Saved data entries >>
^^^^
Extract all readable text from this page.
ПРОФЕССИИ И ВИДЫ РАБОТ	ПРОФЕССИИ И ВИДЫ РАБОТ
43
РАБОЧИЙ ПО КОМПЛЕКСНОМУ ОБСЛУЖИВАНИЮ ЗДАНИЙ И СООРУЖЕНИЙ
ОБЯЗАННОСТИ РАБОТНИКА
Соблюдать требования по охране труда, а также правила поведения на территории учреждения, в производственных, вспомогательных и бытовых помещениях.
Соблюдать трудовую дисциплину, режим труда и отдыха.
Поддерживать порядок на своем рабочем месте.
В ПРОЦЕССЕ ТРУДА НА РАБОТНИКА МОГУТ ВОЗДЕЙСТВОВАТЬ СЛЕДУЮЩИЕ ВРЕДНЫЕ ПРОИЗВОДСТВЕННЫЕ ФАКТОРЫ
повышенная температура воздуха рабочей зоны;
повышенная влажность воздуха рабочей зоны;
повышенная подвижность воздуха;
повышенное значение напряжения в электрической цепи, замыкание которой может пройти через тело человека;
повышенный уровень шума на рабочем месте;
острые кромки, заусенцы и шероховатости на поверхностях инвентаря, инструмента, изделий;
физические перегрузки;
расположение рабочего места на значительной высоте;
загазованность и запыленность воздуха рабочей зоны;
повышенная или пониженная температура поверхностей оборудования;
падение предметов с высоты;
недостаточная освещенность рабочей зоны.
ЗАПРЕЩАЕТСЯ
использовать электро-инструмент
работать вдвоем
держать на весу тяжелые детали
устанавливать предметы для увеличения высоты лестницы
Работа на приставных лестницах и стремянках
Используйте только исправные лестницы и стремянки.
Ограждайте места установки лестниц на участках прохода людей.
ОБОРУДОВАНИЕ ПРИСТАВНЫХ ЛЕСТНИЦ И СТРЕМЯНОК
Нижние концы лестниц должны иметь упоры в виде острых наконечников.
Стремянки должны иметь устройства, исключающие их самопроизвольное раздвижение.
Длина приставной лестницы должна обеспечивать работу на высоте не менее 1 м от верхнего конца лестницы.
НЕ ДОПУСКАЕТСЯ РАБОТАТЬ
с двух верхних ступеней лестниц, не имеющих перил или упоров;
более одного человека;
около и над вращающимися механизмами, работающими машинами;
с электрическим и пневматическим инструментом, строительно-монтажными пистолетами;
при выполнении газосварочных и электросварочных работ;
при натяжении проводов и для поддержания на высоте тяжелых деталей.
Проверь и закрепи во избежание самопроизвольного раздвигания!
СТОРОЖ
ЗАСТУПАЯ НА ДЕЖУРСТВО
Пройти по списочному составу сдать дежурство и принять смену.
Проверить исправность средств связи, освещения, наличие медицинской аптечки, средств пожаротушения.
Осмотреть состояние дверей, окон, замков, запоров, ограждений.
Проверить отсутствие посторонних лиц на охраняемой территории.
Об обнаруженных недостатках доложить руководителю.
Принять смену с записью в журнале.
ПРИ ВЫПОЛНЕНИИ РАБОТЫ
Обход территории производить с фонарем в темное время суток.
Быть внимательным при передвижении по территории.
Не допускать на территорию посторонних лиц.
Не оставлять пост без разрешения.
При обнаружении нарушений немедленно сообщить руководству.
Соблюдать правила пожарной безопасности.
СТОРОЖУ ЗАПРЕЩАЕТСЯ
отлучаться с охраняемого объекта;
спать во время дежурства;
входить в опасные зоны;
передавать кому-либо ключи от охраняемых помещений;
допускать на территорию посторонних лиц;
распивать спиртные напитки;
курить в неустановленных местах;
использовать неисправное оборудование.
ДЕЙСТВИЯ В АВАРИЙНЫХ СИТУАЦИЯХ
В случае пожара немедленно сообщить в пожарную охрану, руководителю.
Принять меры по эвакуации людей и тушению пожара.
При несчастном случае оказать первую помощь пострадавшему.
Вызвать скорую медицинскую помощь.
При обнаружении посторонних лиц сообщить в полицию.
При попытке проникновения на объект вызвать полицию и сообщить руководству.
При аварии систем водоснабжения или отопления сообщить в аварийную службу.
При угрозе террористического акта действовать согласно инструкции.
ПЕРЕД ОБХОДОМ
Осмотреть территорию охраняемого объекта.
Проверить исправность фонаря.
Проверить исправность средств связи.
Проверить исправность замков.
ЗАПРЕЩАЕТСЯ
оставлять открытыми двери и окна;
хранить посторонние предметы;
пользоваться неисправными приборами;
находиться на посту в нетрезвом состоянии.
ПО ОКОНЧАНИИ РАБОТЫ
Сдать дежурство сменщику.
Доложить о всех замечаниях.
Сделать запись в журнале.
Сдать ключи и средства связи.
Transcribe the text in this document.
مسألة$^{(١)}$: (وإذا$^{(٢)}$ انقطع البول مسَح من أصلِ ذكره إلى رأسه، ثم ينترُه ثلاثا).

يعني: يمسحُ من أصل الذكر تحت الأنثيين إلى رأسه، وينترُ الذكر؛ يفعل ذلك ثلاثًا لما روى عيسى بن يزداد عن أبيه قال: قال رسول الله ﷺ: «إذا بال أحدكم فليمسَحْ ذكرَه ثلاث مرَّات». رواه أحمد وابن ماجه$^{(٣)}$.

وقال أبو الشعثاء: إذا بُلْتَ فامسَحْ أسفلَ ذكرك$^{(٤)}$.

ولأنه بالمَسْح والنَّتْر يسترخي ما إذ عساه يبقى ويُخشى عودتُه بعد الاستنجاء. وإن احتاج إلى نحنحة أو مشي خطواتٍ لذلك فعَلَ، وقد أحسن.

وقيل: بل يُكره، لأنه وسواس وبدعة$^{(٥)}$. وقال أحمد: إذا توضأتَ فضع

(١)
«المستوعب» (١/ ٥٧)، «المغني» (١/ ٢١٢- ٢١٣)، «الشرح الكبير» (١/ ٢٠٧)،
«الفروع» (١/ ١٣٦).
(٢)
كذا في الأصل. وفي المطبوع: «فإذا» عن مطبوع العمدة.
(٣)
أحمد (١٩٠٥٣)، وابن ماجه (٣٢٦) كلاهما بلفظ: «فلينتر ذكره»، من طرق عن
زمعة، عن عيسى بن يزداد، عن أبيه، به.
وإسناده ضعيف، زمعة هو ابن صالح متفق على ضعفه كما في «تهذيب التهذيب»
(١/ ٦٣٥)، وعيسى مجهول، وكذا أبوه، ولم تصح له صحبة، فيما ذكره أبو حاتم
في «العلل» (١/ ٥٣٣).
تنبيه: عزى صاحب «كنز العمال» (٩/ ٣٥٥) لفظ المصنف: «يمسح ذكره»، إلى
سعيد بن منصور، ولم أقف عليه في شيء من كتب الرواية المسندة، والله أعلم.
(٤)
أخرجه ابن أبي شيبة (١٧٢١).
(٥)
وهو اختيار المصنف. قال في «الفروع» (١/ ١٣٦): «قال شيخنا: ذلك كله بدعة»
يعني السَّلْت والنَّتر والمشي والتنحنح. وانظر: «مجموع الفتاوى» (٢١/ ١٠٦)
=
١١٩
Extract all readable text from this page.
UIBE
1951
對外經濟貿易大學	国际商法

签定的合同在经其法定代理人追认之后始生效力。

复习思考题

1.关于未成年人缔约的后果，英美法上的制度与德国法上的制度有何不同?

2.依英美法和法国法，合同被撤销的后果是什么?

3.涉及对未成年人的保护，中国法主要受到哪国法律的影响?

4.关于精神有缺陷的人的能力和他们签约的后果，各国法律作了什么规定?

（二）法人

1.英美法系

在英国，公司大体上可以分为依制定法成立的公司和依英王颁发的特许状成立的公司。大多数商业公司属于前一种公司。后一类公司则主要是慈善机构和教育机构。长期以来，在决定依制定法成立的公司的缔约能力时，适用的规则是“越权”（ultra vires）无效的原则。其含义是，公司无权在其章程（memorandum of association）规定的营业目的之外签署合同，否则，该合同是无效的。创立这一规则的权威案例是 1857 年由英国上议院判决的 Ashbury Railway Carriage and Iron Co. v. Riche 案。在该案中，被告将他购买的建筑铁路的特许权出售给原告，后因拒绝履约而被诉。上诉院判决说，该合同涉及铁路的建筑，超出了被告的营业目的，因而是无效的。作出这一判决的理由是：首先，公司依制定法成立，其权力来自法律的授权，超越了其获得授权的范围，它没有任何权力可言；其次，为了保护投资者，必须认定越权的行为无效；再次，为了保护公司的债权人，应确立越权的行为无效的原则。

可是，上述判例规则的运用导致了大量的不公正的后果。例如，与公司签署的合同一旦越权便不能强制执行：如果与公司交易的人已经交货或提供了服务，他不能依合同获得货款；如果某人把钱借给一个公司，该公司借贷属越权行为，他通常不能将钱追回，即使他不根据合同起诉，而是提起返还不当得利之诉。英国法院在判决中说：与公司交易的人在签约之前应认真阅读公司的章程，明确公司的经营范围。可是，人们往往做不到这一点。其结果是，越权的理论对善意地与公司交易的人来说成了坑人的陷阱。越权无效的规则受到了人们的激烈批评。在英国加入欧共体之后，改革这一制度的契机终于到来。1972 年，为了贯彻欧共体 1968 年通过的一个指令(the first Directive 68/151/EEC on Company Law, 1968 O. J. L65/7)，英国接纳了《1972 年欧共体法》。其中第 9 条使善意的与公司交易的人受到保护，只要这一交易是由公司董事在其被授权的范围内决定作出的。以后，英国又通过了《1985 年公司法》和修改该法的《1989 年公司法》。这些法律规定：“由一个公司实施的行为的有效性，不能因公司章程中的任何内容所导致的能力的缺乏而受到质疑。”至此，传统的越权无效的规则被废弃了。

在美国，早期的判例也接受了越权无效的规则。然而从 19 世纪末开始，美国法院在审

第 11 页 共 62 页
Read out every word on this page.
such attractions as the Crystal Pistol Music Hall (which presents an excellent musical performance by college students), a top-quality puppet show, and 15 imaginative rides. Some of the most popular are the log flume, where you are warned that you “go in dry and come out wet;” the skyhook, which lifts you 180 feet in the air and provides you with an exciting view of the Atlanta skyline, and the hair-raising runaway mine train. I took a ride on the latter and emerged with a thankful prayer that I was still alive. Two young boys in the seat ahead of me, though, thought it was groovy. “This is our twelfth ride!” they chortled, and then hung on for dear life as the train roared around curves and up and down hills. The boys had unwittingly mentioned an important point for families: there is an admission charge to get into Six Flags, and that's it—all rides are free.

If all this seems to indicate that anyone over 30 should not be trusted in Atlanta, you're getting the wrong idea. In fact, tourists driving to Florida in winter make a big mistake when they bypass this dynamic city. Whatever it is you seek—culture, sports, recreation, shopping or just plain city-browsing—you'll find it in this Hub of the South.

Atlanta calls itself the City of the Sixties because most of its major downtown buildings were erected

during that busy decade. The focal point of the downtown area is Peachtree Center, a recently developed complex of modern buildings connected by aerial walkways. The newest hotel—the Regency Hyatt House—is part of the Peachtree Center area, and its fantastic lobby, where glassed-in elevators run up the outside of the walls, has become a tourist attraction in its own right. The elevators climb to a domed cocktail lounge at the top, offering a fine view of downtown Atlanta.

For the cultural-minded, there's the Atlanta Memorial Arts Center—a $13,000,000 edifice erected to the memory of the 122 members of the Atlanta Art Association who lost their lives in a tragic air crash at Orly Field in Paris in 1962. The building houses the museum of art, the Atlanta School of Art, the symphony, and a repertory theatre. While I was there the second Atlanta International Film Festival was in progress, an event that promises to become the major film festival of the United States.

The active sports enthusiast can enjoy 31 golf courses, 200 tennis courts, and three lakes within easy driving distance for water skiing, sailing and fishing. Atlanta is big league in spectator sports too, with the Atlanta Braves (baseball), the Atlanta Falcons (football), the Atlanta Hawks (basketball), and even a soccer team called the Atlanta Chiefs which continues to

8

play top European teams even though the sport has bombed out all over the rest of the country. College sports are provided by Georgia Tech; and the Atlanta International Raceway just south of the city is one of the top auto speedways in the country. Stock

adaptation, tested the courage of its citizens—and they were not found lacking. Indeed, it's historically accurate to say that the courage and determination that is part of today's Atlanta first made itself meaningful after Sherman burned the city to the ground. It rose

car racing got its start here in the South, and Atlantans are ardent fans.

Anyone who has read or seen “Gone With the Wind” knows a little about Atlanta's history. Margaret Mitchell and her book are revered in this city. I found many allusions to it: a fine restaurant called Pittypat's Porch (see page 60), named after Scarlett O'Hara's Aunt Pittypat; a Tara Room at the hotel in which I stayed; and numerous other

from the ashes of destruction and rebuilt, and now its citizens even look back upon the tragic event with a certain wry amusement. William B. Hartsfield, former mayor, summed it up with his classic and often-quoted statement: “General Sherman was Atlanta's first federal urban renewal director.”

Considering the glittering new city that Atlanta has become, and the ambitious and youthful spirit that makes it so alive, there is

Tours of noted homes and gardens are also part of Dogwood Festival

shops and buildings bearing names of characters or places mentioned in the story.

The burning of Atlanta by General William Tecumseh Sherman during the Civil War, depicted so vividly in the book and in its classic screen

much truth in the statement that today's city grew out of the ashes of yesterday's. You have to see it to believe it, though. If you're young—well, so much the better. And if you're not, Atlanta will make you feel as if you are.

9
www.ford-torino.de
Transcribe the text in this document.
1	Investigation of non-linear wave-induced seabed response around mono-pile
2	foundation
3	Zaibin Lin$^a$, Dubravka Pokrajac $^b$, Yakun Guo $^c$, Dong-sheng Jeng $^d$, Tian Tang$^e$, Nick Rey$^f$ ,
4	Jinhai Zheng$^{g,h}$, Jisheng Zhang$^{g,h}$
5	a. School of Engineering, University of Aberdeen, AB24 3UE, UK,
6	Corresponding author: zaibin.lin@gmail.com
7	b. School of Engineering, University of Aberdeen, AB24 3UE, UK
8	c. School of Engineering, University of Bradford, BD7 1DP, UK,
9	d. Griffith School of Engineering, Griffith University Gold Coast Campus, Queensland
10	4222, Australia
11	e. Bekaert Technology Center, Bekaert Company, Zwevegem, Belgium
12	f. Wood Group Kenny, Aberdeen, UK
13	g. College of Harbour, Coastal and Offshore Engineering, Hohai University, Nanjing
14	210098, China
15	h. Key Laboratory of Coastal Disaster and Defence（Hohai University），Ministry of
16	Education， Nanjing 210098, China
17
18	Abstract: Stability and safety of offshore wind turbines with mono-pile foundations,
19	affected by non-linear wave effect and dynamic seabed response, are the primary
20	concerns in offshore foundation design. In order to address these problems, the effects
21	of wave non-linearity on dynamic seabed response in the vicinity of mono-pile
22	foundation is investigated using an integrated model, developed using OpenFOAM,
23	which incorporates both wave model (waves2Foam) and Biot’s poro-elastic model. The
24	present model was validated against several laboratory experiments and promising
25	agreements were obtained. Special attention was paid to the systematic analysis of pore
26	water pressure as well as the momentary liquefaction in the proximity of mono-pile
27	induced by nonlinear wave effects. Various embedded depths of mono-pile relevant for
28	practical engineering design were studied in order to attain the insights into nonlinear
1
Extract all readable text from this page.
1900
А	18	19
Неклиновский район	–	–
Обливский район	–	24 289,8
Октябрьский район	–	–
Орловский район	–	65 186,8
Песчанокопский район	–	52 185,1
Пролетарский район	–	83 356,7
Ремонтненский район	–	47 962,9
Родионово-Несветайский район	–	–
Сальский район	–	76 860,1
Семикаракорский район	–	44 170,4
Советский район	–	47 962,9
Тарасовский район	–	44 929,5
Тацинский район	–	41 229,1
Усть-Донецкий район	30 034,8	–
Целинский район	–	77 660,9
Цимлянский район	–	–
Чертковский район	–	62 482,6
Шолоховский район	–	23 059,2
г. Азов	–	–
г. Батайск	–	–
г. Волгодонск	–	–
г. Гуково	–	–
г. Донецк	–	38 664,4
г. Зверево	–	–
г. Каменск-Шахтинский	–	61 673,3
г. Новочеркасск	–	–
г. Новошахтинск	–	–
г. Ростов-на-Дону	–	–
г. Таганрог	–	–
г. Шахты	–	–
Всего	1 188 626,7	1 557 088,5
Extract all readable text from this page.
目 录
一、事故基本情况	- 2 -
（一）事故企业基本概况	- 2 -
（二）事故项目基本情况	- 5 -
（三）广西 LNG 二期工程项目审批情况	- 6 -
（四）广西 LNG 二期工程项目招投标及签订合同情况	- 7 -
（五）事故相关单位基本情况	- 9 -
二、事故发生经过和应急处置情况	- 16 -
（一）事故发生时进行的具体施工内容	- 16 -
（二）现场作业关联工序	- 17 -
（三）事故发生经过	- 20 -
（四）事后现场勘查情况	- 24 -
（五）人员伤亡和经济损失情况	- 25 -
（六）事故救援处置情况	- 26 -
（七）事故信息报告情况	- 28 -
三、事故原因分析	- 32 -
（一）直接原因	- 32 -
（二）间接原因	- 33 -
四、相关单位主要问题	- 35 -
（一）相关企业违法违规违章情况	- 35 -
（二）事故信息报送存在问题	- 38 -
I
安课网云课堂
^^^^
Short task >> Only lines with "tragic" are wanted here; list each of them.

Answer to the exercise >>
For the cultural-minded, there's the Atlanta Memorial Arts Center—a $13,000,000 edifice erected to the memory of the 122 members of the Atlanta Art Association who lost their lives in a tragic air crash at Orly Field in Paris in 1962. The building houses the museum of art, the Atlanta School of Art, the symphony, and a repertory theatre. While I was there the second Atlanta International Film Festival was in progress, an event that promises to become the major film festival of the United States.
from the ashes of destruction and rebuilt, and now its citizens even look back upon the tragic event with a certain wry amusement. William B. Hartsfield, former mayor, summed it up with his classic and often-quoted statement: “General Sherman was Atlanta's first federal urban renewal director.”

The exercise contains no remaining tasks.